-- The data start --

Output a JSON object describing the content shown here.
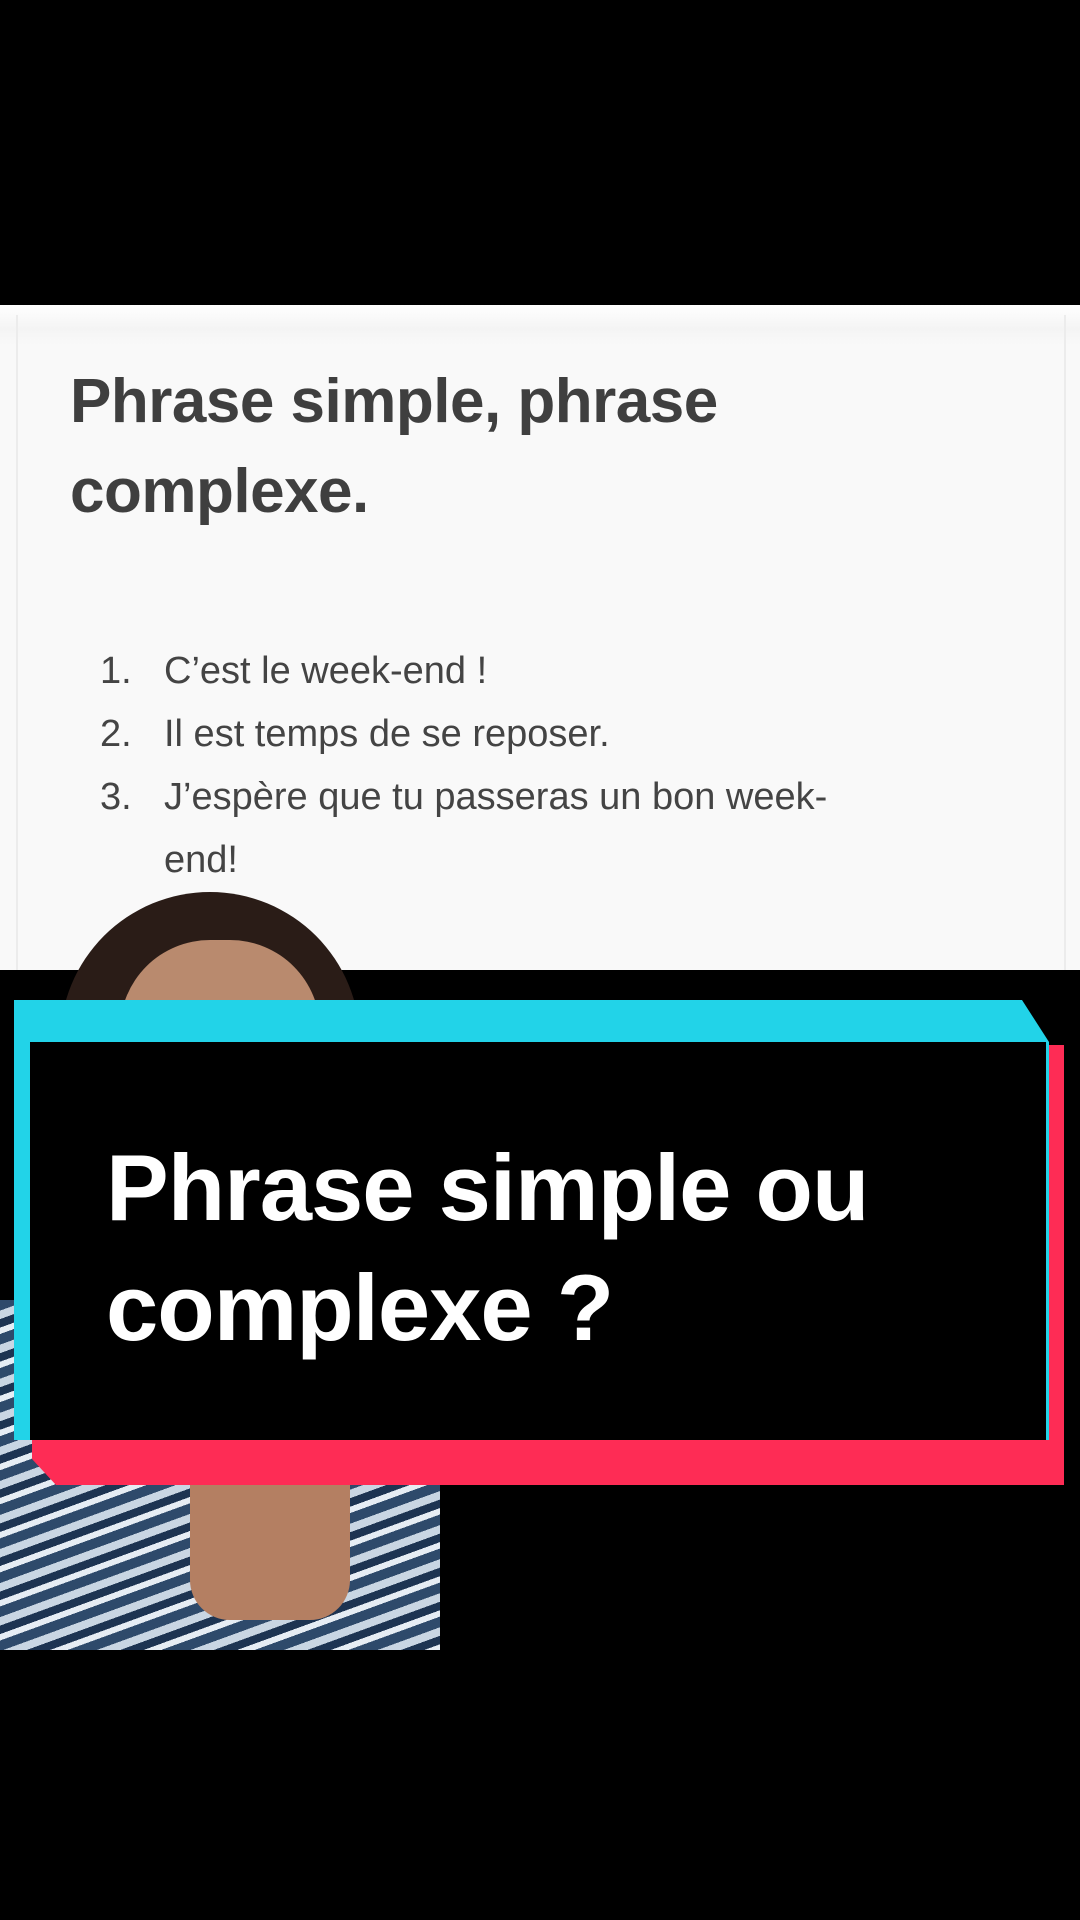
{
  "document": {
    "title_line1": "Phrase simple, phrase",
    "title_line2": "complexe.",
    "items": [
      {
        "number": "1.",
        "text": "C’est le week-end !"
      },
      {
        "number": "2.",
        "text": "Il est temps de se reposer."
      },
      {
        "number": "3.",
        "text": "J’espère que tu passeras un bon week-",
        "text_cont": "end!"
      }
    ]
  },
  "caption": {
    "line1": "Phrase simple ou",
    "line2": "complexe ?"
  },
  "colors": {
    "background": "#000000",
    "document_bg": "#f9f9f9",
    "caption_cyan": "#22d3e8",
    "caption_red": "#fe2c55",
    "caption_text": "#ffffff"
  }
}
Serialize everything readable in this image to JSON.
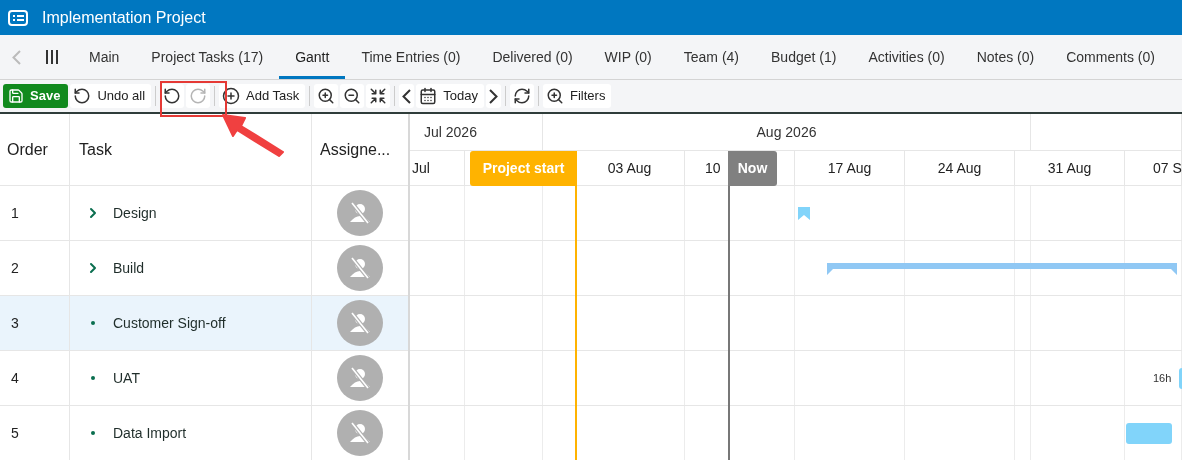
{
  "window": {
    "title": "Implementation Project"
  },
  "tabs": [
    {
      "label": "Main",
      "selected": false
    },
    {
      "label": "Project Tasks (17)",
      "selected": false
    },
    {
      "label": "Gantt",
      "selected": true
    },
    {
      "label": "Time Entries (0)",
      "selected": false
    },
    {
      "label": "Delivered (0)",
      "selected": false
    },
    {
      "label": "WIP (0)",
      "selected": false
    },
    {
      "label": "Team (4)",
      "selected": false
    },
    {
      "label": "Budget (1)",
      "selected": false
    },
    {
      "label": "Activities (0)",
      "selected": false
    },
    {
      "label": "Notes (0)",
      "selected": false
    },
    {
      "label": "Comments (0)",
      "selected": false
    }
  ],
  "toolbar": [
    {
      "kind": "save",
      "label": "Save",
      "disabled": false
    },
    {
      "kind": "undo-all",
      "label": "Undo all",
      "disabled": false
    },
    {
      "kind": "undo",
      "disabled": false
    },
    {
      "kind": "redo",
      "disabled": true
    },
    {
      "kind": "add",
      "label": "Add Task",
      "disabled": false
    },
    {
      "kind": "zoom-in",
      "disabled": false
    },
    {
      "kind": "zoom-out",
      "disabled": false
    },
    {
      "kind": "fit",
      "disabled": false
    },
    {
      "kind": "prev",
      "disabled": false
    },
    {
      "kind": "today",
      "label": "Today",
      "disabled": false
    },
    {
      "kind": "next",
      "disabled": false
    },
    {
      "kind": "refresh",
      "disabled": false
    },
    {
      "kind": "filters",
      "label": "Filters",
      "disabled": false
    }
  ],
  "table": {
    "columns": [
      "Order",
      "Task",
      "Assigne..."
    ],
    "rows": [
      {
        "order": "1",
        "task": "Design",
        "kind": "group",
        "selected": false
      },
      {
        "order": "2",
        "task": "Build",
        "kind": "group",
        "selected": false
      },
      {
        "order": "3",
        "task": "Customer Sign-off",
        "kind": "task",
        "selected": true
      },
      {
        "order": "4",
        "task": "UAT",
        "kind": "task",
        "selected": false
      },
      {
        "order": "5",
        "task": "Data Import",
        "kind": "task",
        "selected": false
      }
    ]
  },
  "timeline": {
    "months": [
      "Jul 2026",
      "Aug 2026"
    ],
    "weeks": [
      "Jul",
      "03 Aug",
      "10",
      "17 Aug",
      "24 Aug",
      "31 Aug",
      "07 S"
    ],
    "markers": [
      {
        "kind": "start",
        "label": "Project start"
      },
      {
        "kind": "now",
        "label": "Now"
      }
    ],
    "bars": [
      {
        "kind": "milestone"
      },
      {
        "kind": "summary"
      },
      {
        "kind": "none"
      },
      {
        "kind": "task",
        "label": "16h"
      },
      {
        "kind": "task"
      }
    ]
  }
}
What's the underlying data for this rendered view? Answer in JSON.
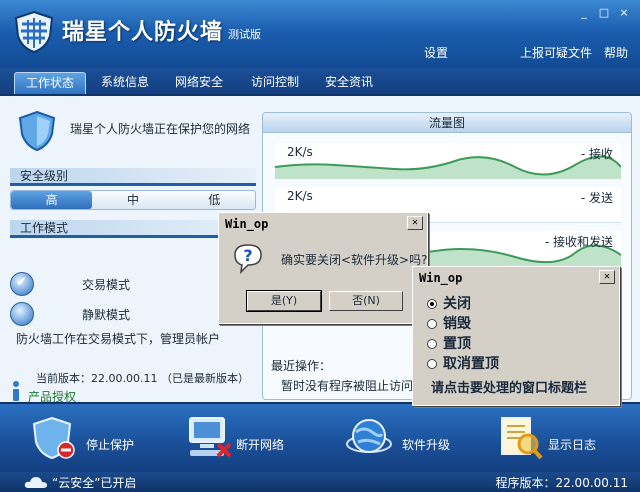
{
  "app": {
    "title": "瑞星个人防火墙",
    "edition": "测试版",
    "window_buttons": [
      "_",
      "□",
      "×"
    ],
    "links": [
      "设置",
      "上报可疑文件",
      "帮助"
    ]
  },
  "tabs": [
    {
      "label": "工作状态",
      "active": true
    },
    {
      "label": "系统信息",
      "active": false
    },
    {
      "label": "网络安全",
      "active": false
    },
    {
      "label": "访问控制",
      "active": false
    },
    {
      "label": "安全资讯",
      "active": false
    }
  ],
  "status": {
    "protect_text": "瑞星个人防火墙正在保护您的网络",
    "security_level_title": "安全级别",
    "levels": [
      "高",
      "中",
      "低"
    ],
    "active_level": "高",
    "work_mode_title": "工作模式",
    "modes": [
      {
        "label": "交易模式",
        "checked": true
      },
      {
        "label": "静默模式",
        "checked": false
      }
    ],
    "mode_desc": "防火墙工作在交易模式下，管理员帐户",
    "version_line": "当前版本：22.00.00.11  （已是最新版本）",
    "license_link": "产品授权"
  },
  "traffic": {
    "header": "流量图",
    "graphs": [
      {
        "rate": "2K/s",
        "label": "- 接收"
      },
      {
        "rate": "2K/s",
        "label": "- 发送"
      },
      {
        "rate": "",
        "label": "- 接收和发送"
      }
    ],
    "recent_title": "最近操作：",
    "recent_text": "暂时没有程序被阻止访问"
  },
  "toolbar": [
    {
      "label": "停止保护",
      "icon": "shield-stop-icon"
    },
    {
      "label": "断开网络",
      "icon": "network-disconnect-icon"
    },
    {
      "label": "软件升级",
      "icon": "globe-upgrade-icon"
    },
    {
      "label": "显示日志",
      "icon": "log-magnifier-icon"
    }
  ],
  "statusbar": {
    "cloud_text": "“云安全”已开启",
    "program_version": "程序版本：22.00.00.11"
  },
  "dialog_confirm": {
    "title": "Win_op",
    "message": "确实要关闭<软件升级>吗?",
    "yes": "是(Y)",
    "no": "否(N)"
  },
  "dialog_options": {
    "title": "Win_op",
    "options": [
      {
        "label": "关闭",
        "checked": true
      },
      {
        "label": "销毁",
        "checked": false
      },
      {
        "label": "置顶",
        "checked": false
      },
      {
        "label": "取消置顶",
        "checked": false
      }
    ],
    "hint": "请点击要处理的窗口标题栏"
  },
  "colors": {
    "accent_blue": "#1b5fb0",
    "graph_green": "#3f9a5a",
    "link_green": "#1a7a2a"
  }
}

-- The data end --

▶ [What the exercise asks]: All records above are to be printed exactly, minus the pictures they contain.

▶ [The reply]:
Output a JSON object describing the content shown here.
{
  "document": {
    "title_line1": "Phrase simple, phrase",
    "title_line2": "complexe.",
    "items": [
      {
        "number": "1.",
        "text": "C’est le week-end !"
      },
      {
        "number": "2.",
        "text": "Il est temps de se reposer."
      },
      {
        "number": "3.",
        "text": "J’espère que tu passeras un bon week-",
        "text_cont": "end!"
      }
    ]
  },
  "caption": {
    "line1": "Phrase simple ou",
    "line2": "complexe ?"
  },
  "colors": {
    "background": "#000000",
    "document_bg": "#f9f9f9",
    "caption_cyan": "#22d3e8",
    "caption_red": "#fe2c55",
    "caption_text": "#ffffff"
  }
}
Serialize everything readable in this image to JSON.
{
  "window": {
    "title": "Implementation Project"
  },
  "tabs": [
    {
      "label": "Main",
      "selected": false
    },
    {
      "label": "Project Tasks (17)",
      "selected": false
    },
    {
      "label": "Gantt",
      "selected": true
    },
    {
      "label": "Time Entries (0)",
      "selected": false
    },
    {
      "label": "Delivered (0)",
      "selected": false
    },
    {
      "label": "WIP (0)",
      "selected": false
    },
    {
      "label": "Team (4)",
      "selected": false
    },
    {
      "label": "Budget (1)",
      "selected": false
    },
    {
      "label": "Activities (0)",
      "selected": false
    },
    {
      "label": "Notes (0)",
      "selected": false
    },
    {
      "label": "Comments (0)",
      "selected": false
    }
  ],
  "toolbar": [
    {
      "kind": "save",
      "label": "Save",
      "disabled": false
    },
    {
      "kind": "undo-all",
      "label": "Undo all",
      "disabled": false
    },
    {
      "kind": "undo",
      "disabled": false
    },
    {
      "kind": "redo",
      "disabled": true
    },
    {
      "kind": "add",
      "label": "Add Task",
      "disabled": false
    },
    {
      "kind": "zoom-in",
      "disabled": false
    },
    {
      "kind": "zoom-out",
      "disabled": false
    },
    {
      "kind": "fit",
      "disabled": false
    },
    {
      "kind": "prev",
      "disabled": false
    },
    {
      "kind": "today",
      "label": "Today",
      "disabled": false
    },
    {
      "kind": "next",
      "disabled": false
    },
    {
      "kind": "refresh",
      "disabled": false
    },
    {
      "kind": "filters",
      "label": "Filters",
      "disabled": false
    }
  ],
  "table": {
    "columns": [
      "Order",
      "Task",
      "Assigne..."
    ],
    "rows": [
      {
        "order": "1",
        "task": "Design",
        "kind": "group",
        "selected": false
      },
      {
        "order": "2",
        "task": "Build",
        "kind": "group",
        "selected": false
      },
      {
        "order": "3",
        "task": "Customer Sign-off",
        "kind": "task",
        "selected": true
      },
      {
        "order": "4",
        "task": "UAT",
        "kind": "task",
        "selected": false
      },
      {
        "order": "5",
        "task": "Data Import",
        "kind": "task",
        "selected": false
      }
    ]
  },
  "timeline": {
    "months": [
      "Jul 2026",
      "Aug 2026"
    ],
    "weeks": [
      "Jul",
      "03 Aug",
      "10",
      "17 Aug",
      "24 Aug",
      "31 Aug",
      "07 S"
    ],
    "markers": [
      {
        "kind": "start",
        "label": "Project start"
      },
      {
        "kind": "now",
        "label": "Now"
      }
    ],
    "bars": [
      {
        "kind": "milestone"
      },
      {
        "kind": "summary"
      },
      {
        "kind": "none"
      },
      {
        "kind": "task",
        "label": "16h"
      },
      {
        "kind": "task"
      }
    ]
  }
}
What's the underlying data for this rendered view? Answer in JSON.
{
  "app": {
    "title": "瑞星个人防火墙",
    "edition": "测试版",
    "window_buttons": [
      "_",
      "□",
      "×"
    ],
    "links": [
      "设置",
      "上报可疑文件",
      "帮助"
    ]
  },
  "tabs": [
    {
      "label": "工作状态",
      "active": true
    },
    {
      "label": "系统信息",
      "active": false
    },
    {
      "label": "网络安全",
      "active": false
    },
    {
      "label": "访问控制",
      "active": false
    },
    {
      "label": "安全资讯",
      "active": false
    }
  ],
  "status": {
    "protect_text": "瑞星个人防火墙正在保护您的网络",
    "security_level_title": "安全级别",
    "levels": [
      "高",
      "中",
      "低"
    ],
    "active_level": "高",
    "work_mode_title": "工作模式",
    "modes": [
      {
        "label": "交易模式",
        "checked": true
      },
      {
        "label": "静默模式",
        "checked": false
      }
    ],
    "mode_desc": "防火墙工作在交易模式下，管理员帐户",
    "version_line": "当前版本：22.00.00.11  （已是最新版本）",
    "license_link": "产品授权"
  },
  "traffic": {
    "header": "流量图",
    "graphs": [
      {
        "rate": "2K/s",
        "label": "- 接收"
      },
      {
        "rate": "2K/s",
        "label": "- 发送"
      },
      {
        "rate": "",
        "label": "- 接收和发送"
      }
    ],
    "recent_title": "最近操作：",
    "recent_text": "暂时没有程序被阻止访问"
  },
  "toolbar": [
    {
      "label": "停止保护",
      "icon": "shield-stop-icon"
    },
    {
      "label": "断开网络",
      "icon": "network-disconnect-icon"
    },
    {
      "label": "软件升级",
      "icon": "globe-upgrade-icon"
    },
    {
      "label": "显示日志",
      "icon": "log-magnifier-icon"
    }
  ],
  "statusbar": {
    "cloud_text": "“云安全”已开启",
    "program_version": "程序版本：22.00.00.11"
  },
  "dialog_confirm": {
    "title": "Win_op",
    "message": "确实要关闭<软件升级>吗?",
    "yes": "是(Y)",
    "no": "否(N)"
  },
  "dialog_options": {
    "title": "Win_op",
    "options": [
      {
        "label": "关闭",
        "checked": true
      },
      {
        "label": "销毁",
        "checked": false
      },
      {
        "label": "置顶",
        "checked": false
      },
      {
        "label": "取消置顶",
        "checked": false
      }
    ],
    "hint": "请点击要处理的窗口标题栏"
  },
  "colors": {
    "accent_blue": "#1b5fb0",
    "graph_green": "#3f9a5a",
    "link_green": "#1a7a2a"
  }
}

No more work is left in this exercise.